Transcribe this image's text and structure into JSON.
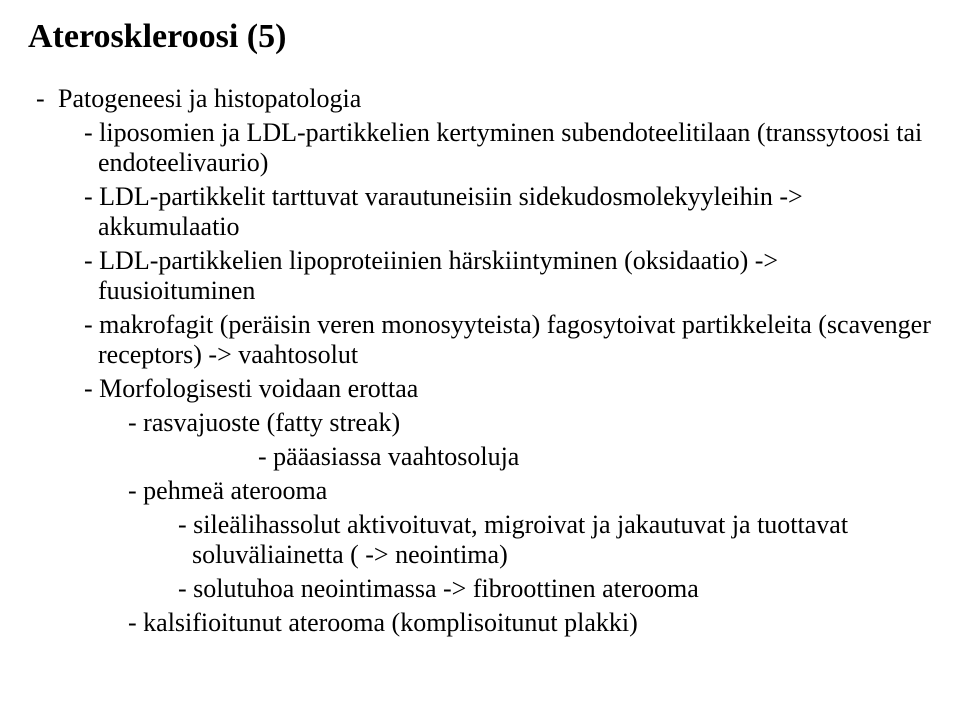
{
  "title": "Ateroskleroosi (5)",
  "bullets": {
    "b1": "Patogeneesi ja histopatologia",
    "b1_1": "- liposomien ja LDL-partikkelien kertyminen subendoteelitilaan (transsytoosi tai endoteelivaurio)",
    "b1_2": "- LDL-partikkelit tarttuvat varautuneisiin sidekudosmolekyyleihin -> akkumulaatio",
    "b1_3": "- LDL-partikkelien lipoproteiinien härskiintyminen (oksidaatio) -> fuusioituminen",
    "b1_4": "- makrofagit (peräisin veren monosyyteista) fagosytoivat partikkeleita (scavenger receptors) -> vaahtosolut",
    "b1_5": "- Morfologisesti voidaan erottaa",
    "b1_5_1": "- rasvajuoste (fatty streak)",
    "b1_5_1_1": "- pääasiassa vaahtosoluja",
    "b1_5_2": "- pehmeä aterooma",
    "b1_5_2_1": "- sileälihassolut aktivoituvat, migroivat ja jakautuvat ja tuottavat soluväliainetta ( -> neointima)",
    "b1_5_2_2": "- solutuhoa neointimassa -> fibroottinen aterooma",
    "b1_5_3": "- kalsifioitunut aterooma (komplisoitunut plakki)"
  },
  "colors": {
    "text": "#000000",
    "background": "#ffffff"
  },
  "typography": {
    "title_fontsize_pt": 26,
    "body_fontsize_pt": 20,
    "font_family": "Times New Roman"
  }
}
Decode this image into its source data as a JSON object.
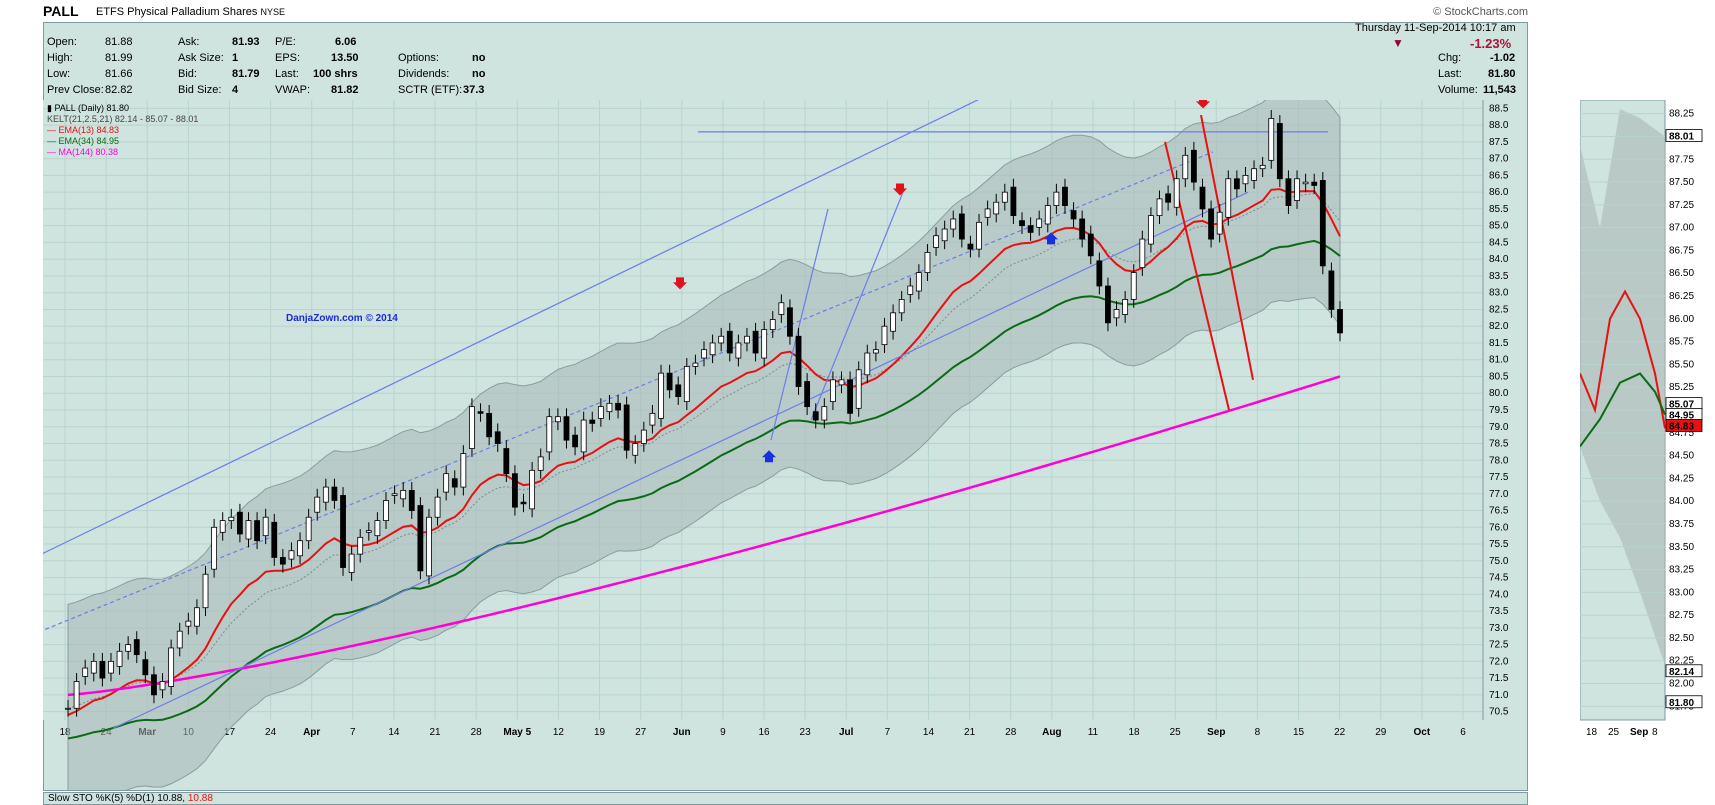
{
  "header": {
    "symbol": "PALL",
    "name": "ETFS Physical Palladium Shares",
    "exchange": "NYSE",
    "logo": "© StockCharts.com",
    "datetime": "Thursday  11-Sep-2014  10:17 am"
  },
  "quote": {
    "open_label": "Open:",
    "open": "81.88",
    "high_label": "High:",
    "high": "81.99",
    "low_label": "Low:",
    "low": "81.66",
    "prev_close_label": "Prev Close:",
    "prev_close": "82.82",
    "ask_label": "Ask:",
    "ask": "81.93",
    "ask_size_label": "Ask Size:",
    "ask_size": "1",
    "bid_label": "Bid:",
    "bid": "81.79",
    "bid_size_label": "Bid Size:",
    "bid_size": "4",
    "pe_label": "P/E:",
    "pe": "6.06",
    "eps_label": "EPS:",
    "eps": "13.50",
    "last_trade_label": "Last:",
    "last_trade": "100 shrs",
    "vwap_label": "VWAP:",
    "vwap": "81.82",
    "options_label": "Options:",
    "options": "no",
    "dividends_label": "Dividends:",
    "dividends": "no",
    "sctr_label": "SCTR (ETF):",
    "sctr": "37.3",
    "pct_change": "-1.23%",
    "chg_label": "Chg:",
    "chg": "-1.02",
    "last_label": "Last:",
    "last": "81.80",
    "volume_label": "Volume:",
    "volume": "11,543"
  },
  "legend": {
    "price": "PALL (Daily) 81.80",
    "kelt": "KELT(21,2.5,21) 82.14 - 85.07 - 88.01",
    "ema13": "EMA(13) 84.83",
    "ema34": "EMA(34) 84.95",
    "ma144": "MA(144) 80.38"
  },
  "watermark": "DanjaZown.com © 2014",
  "stoch_label": "Slow STO %K(5) %D(1) 10.88, ",
  "stoch_value": "10.88",
  "colors": {
    "panel": "#cfe3df",
    "grid": "#b8d3ce",
    "trend": "#6a7de8",
    "ema13": "#e81010",
    "ema34": "#0a6b14",
    "ma144": "#ff00d4",
    "channel": "#8a9c9e",
    "down_arrow": "#e0121b",
    "up_arrow": "#1830e0"
  },
  "chart_data": {
    "type": "candlestick",
    "y_axis": {
      "ylim": [
        70.25,
        88.75
      ],
      "ticks": [
        "70.5",
        "71.0",
        "71.5",
        "72.0",
        "72.5",
        "73.0",
        "73.5",
        "74.0",
        "74.5",
        "75.0",
        "75.5",
        "76.0",
        "76.5",
        "77.0",
        "77.5",
        "78.0",
        "78.5",
        "79.0",
        "79.5",
        "80.0",
        "80.5",
        "81.0",
        "81.5",
        "82.0",
        "82.5",
        "83.0",
        "83.5",
        "84.0",
        "84.5",
        "85.0",
        "85.5",
        "86.0",
        "86.5",
        "87.0",
        "87.5",
        "88.0",
        "88.5"
      ]
    },
    "x_ticks": [
      "18",
      "24",
      "Mar",
      "10",
      "17",
      "24",
      "Apr",
      "7",
      "14",
      "21",
      "28",
      "May 5",
      "12",
      "19",
      "27",
      "Jun",
      "9",
      "16",
      "23",
      "Jul",
      "7",
      "14",
      "21",
      "28",
      "Aug",
      "11",
      "18",
      "25",
      "Sep",
      "8",
      "15",
      "22",
      "29",
      "Oct",
      "6"
    ],
    "closes": [
      70.6,
      71.4,
      71.8,
      72.0,
      71.5,
      72.0,
      72.3,
      72.5,
      72.2,
      71.6,
      71.0,
      71.4,
      72.4,
      72.9,
      73.2,
      73.6,
      74.6,
      76.0,
      76.2,
      76.3,
      75.8,
      76.2,
      75.6,
      76.3,
      75.1,
      74.9,
      75.3,
      75.6,
      76.3,
      76.9,
      77.2,
      76.8,
      74.8,
      75.2,
      75.7,
      75.9,
      76.2,
      76.8,
      77.0,
      77.1,
      76.5,
      74.7,
      76.3,
      76.9,
      77.6,
      77.2,
      78.2,
      79.6,
      79.4,
      78.7,
      78.5,
      77.6,
      76.6,
      76.7,
      77.7,
      78.1,
      79.3,
      79.3,
      78.6,
      78.4,
      79.2,
      79.1,
      79.6,
      79.7,
      79.5,
      78.3,
      78.5,
      78.9,
      79.4,
      80.6,
      80.1,
      79.9,
      80.8,
      80.9,
      81.3,
      81.5,
      81.7,
      81.2,
      81.5,
      81.7,
      81.2,
      81.9,
      82.2,
      82.7,
      81.7,
      80.2,
      79.6,
      79.2,
      79.6,
      80.4,
      80.4,
      79.4,
      80.7,
      81.2,
      81.3,
      82.0,
      82.4,
      82.8,
      83.2,
      83.6,
      84.2,
      84.7,
      84.9,
      85.2,
      84.6,
      84.3,
      85.1,
      85.5,
      85.7,
      86.0,
      85.3,
      85.0,
      84.8,
      85.2,
      85.6,
      86.0,
      85.6,
      85.2,
      84.6,
      84.1,
      83.2,
      82.1,
      82.5,
      82.8,
      83.6,
      84.6,
      85.3,
      85.8,
      85.7,
      86.4,
      87.1,
      86.3,
      85.5,
      84.6,
      85.4,
      86.4,
      86.1,
      86.5,
      86.7,
      86.8,
      88.2,
      86.4,
      85.6,
      86.4,
      86.3,
      86.2,
      83.8,
      82.5,
      81.8
    ],
    "channels": [
      "upper blue trend line",
      "mid dashed trend line",
      "lower blue trend line",
      "horizontal resistance 87.8",
      "red falling channel"
    ]
  },
  "mini": {
    "ticks": [
      "88.25",
      "88.00",
      "87.75",
      "87.50",
      "87.25",
      "87.00",
      "86.75",
      "86.50",
      "86.25",
      "86.00",
      "85.75",
      "85.50",
      "85.25",
      "85.00",
      "84.75",
      "84.50",
      "84.25",
      "84.00",
      "83.75",
      "83.50",
      "83.25",
      "83.00",
      "82.75",
      "82.50",
      "82.25",
      "82.00",
      "81.75"
    ],
    "ylim": [
      81.6,
      88.4
    ],
    "flags": [
      {
        "value": 88.01,
        "label": "88.01",
        "color": "#ffffff"
      },
      {
        "value": 85.07,
        "label": "85.07",
        "color": "#ffffff"
      },
      {
        "value": 84.95,
        "label": "84.95",
        "color": "#ffffff"
      },
      {
        "value": 84.83,
        "label": "84.83",
        "color": "#e81010"
      },
      {
        "value": 82.14,
        "label": "82.14",
        "color": "#ffffff"
      },
      {
        "value": 81.8,
        "label": "81.80",
        "color": "#ffffff"
      }
    ],
    "x_ticks": [
      "18",
      "25",
      "Sep",
      "8"
    ]
  }
}
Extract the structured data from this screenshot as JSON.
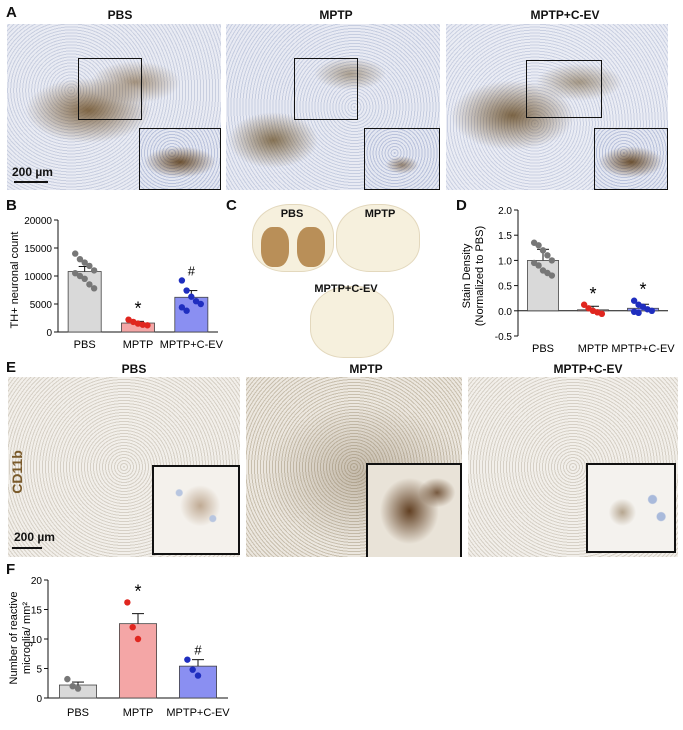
{
  "panels": {
    "A": {
      "letter": "A",
      "conditions": [
        "PBS",
        "MPTP",
        "MPTP+C-EV"
      ],
      "scale_bar": "200 µm"
    },
    "B": {
      "letter": "B",
      "ylabel": "TH+ neuronal count",
      "yticks": [
        "0",
        "5000",
        "10000",
        "15000",
        "20000"
      ],
      "categories": [
        "PBS",
        "MPTP",
        "MPTP+C-EV"
      ],
      "annotations": [
        "*",
        "#"
      ]
    },
    "C": {
      "letter": "C",
      "labels": [
        "PBS",
        "MPTP",
        "MPTP+C-EV"
      ]
    },
    "D": {
      "letter": "D",
      "ylabel": "Stain Density",
      "ylabel2": "(Normalized to PBS)",
      "yticks": [
        "-0.5",
        "0.0",
        "0.5",
        "1.0",
        "1.5",
        "2.0"
      ],
      "categories": [
        "PBS",
        "MPTP",
        "MPTP+C-EV"
      ],
      "annotations": [
        "*",
        "*"
      ]
    },
    "E": {
      "letter": "E",
      "conditions": [
        "PBS",
        "MPTP",
        "MPTP+C-EV"
      ],
      "stain_label": "CD11b",
      "scale_bar": "200 µm"
    },
    "F": {
      "letter": "F",
      "ylabel": "Number of reactive",
      "ylabel2": "microglia/ mm²",
      "yticks": [
        "0",
        "5",
        "10",
        "15",
        "20"
      ],
      "categories": [
        "PBS",
        "MPTP",
        "MPTP+C-EV"
      ],
      "annotations": [
        "*",
        "#"
      ]
    }
  },
  "chart_data": [
    {
      "panel": "B",
      "type": "bar",
      "categories": [
        "PBS",
        "MPTP",
        "MPTP+C-EV"
      ],
      "values": [
        10800,
        1600,
        6200
      ],
      "errors": [
        900,
        300,
        1200
      ],
      "points": [
        [
          14000,
          13000,
          12400,
          11800,
          11000,
          10500,
          10000,
          9500,
          8500,
          7800
        ],
        [
          2200,
          1800,
          1500,
          1300,
          1200
        ],
        [
          9200,
          7400,
          6300,
          5500,
          5000,
          4400,
          3800
        ]
      ],
      "colors": [
        "#d9d9d9",
        "#f4a6a6",
        "#8a8ff2"
      ],
      "point_colors": [
        "#777777",
        "#e0261f",
        "#1f2ebf"
      ],
      "ylim": [
        0,
        20000
      ],
      "ylabel": "TH+ neuronal count"
    },
    {
      "panel": "D",
      "type": "bar",
      "categories": [
        "PBS",
        "MPTP",
        "MPTP+C-EV"
      ],
      "values": [
        1.0,
        0.02,
        0.05
      ],
      "errors": [
        0.22,
        0.07,
        0.08
      ],
      "points": [
        [
          1.35,
          1.3,
          1.2,
          1.1,
          1.0,
          0.95,
          0.9,
          0.8,
          0.75,
          0.7
        ],
        [
          0.12,
          0.05,
          0.0,
          -0.03,
          -0.06
        ],
        [
          0.2,
          0.12,
          0.08,
          0.03,
          0.0,
          -0.02,
          -0.04
        ]
      ],
      "colors": [
        "#d9d9d9",
        "#f4a6a6",
        "#8a8ff2"
      ],
      "point_colors": [
        "#777777",
        "#e0261f",
        "#1f2ebf"
      ],
      "ylim": [
        -0.5,
        2.0
      ],
      "ylabel": "Stain Density (Normalized to PBS)"
    },
    {
      "panel": "F",
      "type": "bar",
      "categories": [
        "PBS",
        "MPTP",
        "MPTP+C-EV"
      ],
      "values": [
        2.2,
        12.6,
        5.4
      ],
      "errors": [
        0.5,
        1.7,
        1.1
      ],
      "points": [
        [
          3.2,
          2.0,
          1.6
        ],
        [
          16.2,
          12.0,
          10.0
        ],
        [
          6.5,
          4.8,
          3.8
        ]
      ],
      "colors": [
        "#d9d9d9",
        "#f4a6a6",
        "#8a8ff2"
      ],
      "point_colors": [
        "#777777",
        "#e0261f",
        "#1f2ebf"
      ],
      "ylim": [
        0,
        20
      ],
      "ylabel": "Number of reactive microglia/ mm²"
    }
  ]
}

The problem:
Check each line of the entries above for the word "into". List the ones that have it.

Response for this exercise:
Transcribe this image's text and structure into JSON.
Decode this image into its source data as a JSON object.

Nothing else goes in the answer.